** Start Dataset extract **

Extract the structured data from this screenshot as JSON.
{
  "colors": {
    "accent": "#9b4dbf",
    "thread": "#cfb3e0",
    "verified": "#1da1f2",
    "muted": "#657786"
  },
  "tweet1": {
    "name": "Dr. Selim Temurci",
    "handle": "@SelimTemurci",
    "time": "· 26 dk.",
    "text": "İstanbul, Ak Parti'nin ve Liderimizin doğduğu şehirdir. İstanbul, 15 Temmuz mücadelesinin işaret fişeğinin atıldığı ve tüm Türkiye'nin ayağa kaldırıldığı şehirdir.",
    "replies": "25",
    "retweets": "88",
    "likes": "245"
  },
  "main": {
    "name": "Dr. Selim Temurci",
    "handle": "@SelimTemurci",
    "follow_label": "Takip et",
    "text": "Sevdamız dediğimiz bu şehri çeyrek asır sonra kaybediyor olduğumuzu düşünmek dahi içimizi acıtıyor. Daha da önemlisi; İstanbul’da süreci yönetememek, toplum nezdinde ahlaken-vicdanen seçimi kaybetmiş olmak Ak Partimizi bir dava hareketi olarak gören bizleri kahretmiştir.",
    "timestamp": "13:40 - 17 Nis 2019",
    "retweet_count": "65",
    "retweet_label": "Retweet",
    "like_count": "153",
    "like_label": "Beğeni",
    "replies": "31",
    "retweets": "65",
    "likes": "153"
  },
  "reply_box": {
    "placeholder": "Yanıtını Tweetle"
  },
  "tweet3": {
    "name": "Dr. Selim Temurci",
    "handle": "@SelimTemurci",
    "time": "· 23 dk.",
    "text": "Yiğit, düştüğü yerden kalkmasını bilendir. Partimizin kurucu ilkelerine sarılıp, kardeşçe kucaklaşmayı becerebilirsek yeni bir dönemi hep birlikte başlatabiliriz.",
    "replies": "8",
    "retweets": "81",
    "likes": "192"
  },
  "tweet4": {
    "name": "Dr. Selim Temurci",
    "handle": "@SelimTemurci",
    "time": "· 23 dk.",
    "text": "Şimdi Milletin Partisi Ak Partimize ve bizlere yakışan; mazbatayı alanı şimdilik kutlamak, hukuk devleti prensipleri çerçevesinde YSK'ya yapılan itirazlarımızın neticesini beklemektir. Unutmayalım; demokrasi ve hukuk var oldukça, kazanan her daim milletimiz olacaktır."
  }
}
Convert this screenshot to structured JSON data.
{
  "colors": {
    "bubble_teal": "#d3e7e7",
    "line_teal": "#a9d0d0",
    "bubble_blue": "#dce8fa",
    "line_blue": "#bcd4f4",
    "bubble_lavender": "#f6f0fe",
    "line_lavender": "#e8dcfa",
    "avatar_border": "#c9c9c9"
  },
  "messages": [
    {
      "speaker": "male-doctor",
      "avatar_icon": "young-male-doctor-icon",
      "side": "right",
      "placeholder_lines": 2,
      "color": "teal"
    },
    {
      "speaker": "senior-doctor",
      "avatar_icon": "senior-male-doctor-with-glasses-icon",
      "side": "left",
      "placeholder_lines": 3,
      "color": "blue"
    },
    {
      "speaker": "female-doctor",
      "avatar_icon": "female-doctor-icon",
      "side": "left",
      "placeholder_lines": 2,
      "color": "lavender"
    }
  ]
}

** End Dataset extract **
** Start Dataset extract **

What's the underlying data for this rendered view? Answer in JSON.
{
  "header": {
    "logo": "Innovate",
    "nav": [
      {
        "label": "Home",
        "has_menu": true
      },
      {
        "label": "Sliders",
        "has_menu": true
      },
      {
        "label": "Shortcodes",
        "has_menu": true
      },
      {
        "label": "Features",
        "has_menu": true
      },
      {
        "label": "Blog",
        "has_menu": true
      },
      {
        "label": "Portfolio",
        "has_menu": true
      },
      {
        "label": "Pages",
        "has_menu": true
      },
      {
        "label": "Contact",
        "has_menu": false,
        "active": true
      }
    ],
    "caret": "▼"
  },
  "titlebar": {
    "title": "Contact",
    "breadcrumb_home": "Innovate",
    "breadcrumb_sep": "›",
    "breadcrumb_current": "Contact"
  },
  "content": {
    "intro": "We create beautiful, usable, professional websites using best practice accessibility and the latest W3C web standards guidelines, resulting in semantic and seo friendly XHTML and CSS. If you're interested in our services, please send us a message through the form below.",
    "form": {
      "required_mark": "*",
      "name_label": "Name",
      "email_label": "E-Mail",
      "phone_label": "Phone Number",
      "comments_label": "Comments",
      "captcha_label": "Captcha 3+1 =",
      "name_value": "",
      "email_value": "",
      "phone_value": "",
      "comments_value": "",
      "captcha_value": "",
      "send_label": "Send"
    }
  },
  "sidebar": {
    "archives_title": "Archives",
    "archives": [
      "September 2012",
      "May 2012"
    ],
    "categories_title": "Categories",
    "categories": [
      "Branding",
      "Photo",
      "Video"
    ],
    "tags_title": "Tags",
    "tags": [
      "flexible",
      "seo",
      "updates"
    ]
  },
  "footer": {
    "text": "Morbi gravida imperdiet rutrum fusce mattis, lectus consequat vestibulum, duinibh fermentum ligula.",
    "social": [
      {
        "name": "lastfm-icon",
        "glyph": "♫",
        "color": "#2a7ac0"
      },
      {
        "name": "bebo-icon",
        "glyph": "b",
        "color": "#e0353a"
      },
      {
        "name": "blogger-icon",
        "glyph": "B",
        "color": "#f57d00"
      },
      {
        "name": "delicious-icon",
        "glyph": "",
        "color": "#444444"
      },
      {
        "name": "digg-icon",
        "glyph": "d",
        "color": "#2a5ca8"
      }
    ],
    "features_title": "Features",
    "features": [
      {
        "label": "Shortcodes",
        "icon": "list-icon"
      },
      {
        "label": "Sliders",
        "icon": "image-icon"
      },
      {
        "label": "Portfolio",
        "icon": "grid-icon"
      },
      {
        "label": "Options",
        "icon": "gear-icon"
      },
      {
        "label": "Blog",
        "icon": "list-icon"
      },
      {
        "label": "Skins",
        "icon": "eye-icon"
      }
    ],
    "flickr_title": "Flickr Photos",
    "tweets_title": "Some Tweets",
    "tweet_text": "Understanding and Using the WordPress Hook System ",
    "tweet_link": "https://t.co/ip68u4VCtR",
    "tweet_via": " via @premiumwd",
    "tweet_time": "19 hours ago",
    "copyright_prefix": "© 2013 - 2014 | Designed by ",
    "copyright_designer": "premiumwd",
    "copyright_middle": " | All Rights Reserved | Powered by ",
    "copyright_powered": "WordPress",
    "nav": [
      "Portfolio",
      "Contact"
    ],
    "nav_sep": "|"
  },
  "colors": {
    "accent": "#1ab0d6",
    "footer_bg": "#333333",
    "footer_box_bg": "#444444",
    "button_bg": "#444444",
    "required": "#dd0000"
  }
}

** End Dataset extract **
** Start Dataset extract **

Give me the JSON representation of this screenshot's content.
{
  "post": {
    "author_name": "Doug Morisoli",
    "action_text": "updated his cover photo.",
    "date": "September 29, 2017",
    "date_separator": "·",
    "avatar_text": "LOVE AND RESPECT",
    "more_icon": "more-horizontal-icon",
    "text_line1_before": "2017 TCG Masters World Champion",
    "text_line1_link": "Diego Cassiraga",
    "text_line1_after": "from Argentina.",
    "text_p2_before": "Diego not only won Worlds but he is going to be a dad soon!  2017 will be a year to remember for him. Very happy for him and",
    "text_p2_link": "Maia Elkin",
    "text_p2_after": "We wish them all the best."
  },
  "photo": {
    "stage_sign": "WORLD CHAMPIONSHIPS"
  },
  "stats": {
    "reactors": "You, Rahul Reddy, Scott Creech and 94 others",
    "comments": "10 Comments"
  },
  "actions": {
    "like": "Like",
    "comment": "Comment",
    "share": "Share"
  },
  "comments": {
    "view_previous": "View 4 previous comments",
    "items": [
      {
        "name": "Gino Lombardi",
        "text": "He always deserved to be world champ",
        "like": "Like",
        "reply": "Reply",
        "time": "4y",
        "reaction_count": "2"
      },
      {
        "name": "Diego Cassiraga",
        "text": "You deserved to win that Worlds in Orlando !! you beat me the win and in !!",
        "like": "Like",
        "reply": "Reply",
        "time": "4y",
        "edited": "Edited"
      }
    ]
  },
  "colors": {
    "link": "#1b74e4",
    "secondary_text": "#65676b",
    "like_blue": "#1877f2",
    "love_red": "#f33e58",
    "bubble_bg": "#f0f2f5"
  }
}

** End Dataset extract **

* Description of the task *
Exactly how many lines of the material contain the word "from"? Write the number alone.

* Exercise answer *
2